===== RECORDS

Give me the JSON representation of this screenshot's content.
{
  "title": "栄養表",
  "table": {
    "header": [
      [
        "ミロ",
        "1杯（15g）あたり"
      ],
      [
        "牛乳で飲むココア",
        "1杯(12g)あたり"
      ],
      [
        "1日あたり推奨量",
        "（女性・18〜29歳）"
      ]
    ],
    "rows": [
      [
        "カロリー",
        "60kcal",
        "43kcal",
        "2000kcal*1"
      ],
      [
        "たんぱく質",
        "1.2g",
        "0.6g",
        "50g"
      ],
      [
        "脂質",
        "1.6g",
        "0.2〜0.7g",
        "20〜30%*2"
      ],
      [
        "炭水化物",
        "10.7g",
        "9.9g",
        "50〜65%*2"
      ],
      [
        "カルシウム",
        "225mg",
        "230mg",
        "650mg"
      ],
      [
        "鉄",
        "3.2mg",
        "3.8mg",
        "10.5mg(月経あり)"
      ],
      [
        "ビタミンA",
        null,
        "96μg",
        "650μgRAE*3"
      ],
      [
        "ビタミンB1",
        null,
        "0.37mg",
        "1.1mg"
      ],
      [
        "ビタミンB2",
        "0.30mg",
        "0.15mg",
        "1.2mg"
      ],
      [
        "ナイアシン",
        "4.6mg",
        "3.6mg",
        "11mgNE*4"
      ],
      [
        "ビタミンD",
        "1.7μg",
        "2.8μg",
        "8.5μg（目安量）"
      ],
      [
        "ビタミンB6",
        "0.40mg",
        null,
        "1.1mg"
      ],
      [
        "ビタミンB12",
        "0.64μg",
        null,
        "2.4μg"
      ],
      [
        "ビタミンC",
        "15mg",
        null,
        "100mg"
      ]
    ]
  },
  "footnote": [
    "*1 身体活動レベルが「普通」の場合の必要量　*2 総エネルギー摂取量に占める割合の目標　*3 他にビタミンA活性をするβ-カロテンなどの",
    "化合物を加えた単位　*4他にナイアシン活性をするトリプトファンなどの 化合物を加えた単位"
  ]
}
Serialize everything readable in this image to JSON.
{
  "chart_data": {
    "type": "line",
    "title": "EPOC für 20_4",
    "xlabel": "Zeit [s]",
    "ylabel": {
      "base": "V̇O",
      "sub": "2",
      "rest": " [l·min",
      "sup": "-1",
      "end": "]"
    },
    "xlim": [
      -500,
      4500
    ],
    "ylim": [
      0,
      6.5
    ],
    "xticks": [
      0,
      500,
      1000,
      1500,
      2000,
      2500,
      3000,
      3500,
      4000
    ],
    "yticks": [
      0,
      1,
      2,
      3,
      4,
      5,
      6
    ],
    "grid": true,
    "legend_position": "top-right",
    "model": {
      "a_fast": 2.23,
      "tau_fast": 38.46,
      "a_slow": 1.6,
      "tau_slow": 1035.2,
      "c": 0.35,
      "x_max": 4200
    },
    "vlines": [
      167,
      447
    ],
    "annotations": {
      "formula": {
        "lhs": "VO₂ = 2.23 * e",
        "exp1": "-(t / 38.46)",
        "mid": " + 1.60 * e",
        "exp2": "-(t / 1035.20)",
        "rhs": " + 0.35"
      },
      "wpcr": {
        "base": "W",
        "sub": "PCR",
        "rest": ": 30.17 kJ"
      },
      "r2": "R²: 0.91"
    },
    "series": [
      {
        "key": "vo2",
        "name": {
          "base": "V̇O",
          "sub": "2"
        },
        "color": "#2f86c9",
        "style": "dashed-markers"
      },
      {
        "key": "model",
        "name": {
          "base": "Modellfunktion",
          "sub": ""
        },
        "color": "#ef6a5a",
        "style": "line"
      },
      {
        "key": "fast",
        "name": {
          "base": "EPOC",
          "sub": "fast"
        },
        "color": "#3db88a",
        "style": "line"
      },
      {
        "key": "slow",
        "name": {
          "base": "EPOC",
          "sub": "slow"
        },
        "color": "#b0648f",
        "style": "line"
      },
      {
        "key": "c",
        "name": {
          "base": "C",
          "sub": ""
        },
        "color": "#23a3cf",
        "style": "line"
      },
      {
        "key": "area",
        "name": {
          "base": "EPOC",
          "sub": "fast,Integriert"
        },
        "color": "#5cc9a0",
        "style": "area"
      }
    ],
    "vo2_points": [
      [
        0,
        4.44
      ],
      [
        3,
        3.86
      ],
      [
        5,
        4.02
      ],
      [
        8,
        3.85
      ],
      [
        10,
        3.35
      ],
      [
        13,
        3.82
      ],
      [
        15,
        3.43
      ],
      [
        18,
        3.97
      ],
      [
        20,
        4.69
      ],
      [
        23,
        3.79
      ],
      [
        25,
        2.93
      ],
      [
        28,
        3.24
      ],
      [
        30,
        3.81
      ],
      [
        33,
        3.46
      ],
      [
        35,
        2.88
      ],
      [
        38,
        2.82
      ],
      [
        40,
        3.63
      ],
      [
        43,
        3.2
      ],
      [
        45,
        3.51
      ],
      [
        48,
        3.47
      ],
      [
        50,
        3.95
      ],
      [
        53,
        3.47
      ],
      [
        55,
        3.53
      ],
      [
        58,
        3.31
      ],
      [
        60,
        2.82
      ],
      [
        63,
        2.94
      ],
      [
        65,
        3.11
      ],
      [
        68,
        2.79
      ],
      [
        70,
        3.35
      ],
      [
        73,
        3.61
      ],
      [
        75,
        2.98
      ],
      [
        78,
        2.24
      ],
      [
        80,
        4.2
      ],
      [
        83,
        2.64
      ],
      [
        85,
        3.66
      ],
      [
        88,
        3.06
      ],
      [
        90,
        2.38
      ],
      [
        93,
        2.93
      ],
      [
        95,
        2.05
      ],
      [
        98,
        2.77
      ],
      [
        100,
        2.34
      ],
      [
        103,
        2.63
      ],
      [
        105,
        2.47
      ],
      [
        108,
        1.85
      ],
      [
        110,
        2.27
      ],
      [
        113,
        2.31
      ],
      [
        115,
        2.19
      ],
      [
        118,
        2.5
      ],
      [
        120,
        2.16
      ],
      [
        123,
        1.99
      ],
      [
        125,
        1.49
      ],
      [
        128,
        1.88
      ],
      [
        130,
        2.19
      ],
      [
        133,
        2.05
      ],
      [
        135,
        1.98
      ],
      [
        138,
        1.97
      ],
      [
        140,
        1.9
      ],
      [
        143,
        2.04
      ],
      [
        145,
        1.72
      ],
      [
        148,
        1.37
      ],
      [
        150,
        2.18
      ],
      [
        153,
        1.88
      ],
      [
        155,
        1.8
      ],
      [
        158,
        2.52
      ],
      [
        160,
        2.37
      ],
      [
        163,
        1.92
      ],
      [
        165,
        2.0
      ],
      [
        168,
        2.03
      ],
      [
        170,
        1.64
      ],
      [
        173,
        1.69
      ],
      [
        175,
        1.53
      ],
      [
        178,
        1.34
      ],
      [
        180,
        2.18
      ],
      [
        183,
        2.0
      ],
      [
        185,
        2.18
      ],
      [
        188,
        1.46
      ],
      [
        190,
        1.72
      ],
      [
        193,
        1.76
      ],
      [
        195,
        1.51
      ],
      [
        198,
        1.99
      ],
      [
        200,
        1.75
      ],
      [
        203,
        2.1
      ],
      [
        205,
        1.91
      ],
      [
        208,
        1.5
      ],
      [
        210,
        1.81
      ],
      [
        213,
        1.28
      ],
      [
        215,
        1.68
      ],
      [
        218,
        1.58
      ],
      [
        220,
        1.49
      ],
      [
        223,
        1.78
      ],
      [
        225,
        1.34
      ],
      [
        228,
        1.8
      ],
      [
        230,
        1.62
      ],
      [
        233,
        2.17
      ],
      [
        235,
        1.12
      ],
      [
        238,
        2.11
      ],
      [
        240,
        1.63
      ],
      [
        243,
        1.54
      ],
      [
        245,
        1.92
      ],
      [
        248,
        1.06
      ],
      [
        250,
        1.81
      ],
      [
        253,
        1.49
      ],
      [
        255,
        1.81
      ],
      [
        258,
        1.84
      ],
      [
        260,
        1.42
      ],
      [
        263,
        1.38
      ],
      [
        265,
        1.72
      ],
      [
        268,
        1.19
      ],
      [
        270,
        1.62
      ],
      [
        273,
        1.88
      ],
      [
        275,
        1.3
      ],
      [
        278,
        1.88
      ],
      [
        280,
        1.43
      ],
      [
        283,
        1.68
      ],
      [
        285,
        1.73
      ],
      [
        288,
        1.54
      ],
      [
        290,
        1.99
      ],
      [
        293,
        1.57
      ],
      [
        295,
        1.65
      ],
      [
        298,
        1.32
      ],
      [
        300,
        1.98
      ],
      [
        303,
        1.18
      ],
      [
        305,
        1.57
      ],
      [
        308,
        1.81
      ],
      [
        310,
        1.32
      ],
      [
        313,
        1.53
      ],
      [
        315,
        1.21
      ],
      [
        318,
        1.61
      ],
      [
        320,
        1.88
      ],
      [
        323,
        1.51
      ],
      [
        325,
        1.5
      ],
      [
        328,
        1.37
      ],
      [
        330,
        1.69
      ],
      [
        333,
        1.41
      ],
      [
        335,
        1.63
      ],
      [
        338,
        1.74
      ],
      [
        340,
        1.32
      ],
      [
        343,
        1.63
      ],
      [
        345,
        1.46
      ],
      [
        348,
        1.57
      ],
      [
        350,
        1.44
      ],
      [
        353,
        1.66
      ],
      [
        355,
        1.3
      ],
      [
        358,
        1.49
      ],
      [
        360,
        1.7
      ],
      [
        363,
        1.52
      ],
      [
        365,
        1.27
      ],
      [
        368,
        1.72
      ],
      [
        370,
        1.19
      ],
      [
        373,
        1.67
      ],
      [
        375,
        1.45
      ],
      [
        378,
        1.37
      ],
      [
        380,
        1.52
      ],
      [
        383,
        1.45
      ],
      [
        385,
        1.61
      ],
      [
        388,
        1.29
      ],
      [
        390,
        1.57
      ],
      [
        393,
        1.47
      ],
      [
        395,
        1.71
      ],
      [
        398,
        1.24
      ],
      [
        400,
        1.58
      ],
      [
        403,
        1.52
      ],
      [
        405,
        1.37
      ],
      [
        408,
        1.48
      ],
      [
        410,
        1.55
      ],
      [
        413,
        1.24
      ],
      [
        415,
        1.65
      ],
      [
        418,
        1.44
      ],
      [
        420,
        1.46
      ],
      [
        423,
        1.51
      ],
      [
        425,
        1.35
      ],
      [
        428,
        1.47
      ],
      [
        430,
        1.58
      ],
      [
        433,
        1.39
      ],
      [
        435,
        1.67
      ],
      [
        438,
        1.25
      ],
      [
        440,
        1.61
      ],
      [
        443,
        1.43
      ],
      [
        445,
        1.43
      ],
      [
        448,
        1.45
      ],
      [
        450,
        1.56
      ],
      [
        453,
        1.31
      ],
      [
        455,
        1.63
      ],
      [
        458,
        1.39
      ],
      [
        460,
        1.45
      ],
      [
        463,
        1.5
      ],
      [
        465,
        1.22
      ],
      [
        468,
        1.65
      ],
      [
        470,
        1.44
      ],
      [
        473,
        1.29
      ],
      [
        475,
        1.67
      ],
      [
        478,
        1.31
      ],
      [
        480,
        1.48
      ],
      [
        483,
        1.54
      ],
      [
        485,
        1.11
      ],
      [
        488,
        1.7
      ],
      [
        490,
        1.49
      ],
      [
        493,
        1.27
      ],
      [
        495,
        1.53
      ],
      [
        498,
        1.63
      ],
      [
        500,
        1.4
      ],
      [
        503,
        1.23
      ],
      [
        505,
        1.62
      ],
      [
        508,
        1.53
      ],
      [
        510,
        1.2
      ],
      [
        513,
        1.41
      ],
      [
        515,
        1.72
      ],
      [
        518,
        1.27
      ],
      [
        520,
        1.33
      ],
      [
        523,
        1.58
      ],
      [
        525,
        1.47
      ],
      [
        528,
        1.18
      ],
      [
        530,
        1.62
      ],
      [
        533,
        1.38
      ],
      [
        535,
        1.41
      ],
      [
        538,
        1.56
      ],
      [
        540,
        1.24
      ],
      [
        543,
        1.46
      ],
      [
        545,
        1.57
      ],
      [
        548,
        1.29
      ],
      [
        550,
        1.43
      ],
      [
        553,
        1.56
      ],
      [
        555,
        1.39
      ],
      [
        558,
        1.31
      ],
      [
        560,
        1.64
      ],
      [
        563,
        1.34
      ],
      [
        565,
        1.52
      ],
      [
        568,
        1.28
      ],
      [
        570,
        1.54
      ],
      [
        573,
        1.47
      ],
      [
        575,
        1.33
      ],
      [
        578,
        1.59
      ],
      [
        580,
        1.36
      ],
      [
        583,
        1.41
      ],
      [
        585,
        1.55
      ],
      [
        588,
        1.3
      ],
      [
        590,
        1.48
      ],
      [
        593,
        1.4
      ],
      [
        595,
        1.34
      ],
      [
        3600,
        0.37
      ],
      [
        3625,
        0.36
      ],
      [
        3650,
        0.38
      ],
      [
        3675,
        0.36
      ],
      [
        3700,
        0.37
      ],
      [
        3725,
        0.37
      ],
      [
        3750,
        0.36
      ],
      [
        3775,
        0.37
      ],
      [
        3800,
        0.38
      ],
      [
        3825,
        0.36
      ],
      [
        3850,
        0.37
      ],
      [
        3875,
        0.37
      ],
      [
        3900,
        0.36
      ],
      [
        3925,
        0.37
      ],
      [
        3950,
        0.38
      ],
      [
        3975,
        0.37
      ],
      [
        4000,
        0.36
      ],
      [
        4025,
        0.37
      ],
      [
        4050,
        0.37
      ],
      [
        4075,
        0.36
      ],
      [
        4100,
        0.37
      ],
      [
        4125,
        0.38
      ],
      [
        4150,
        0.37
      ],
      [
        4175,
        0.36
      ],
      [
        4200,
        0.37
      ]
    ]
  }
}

==========

• **TASK**:
From the entries above, list each line with "this" in it.

• **THE ANSWER**:
Give me the JSON representation of this screenshot's content.
Serialize everything readable in this image to JSON.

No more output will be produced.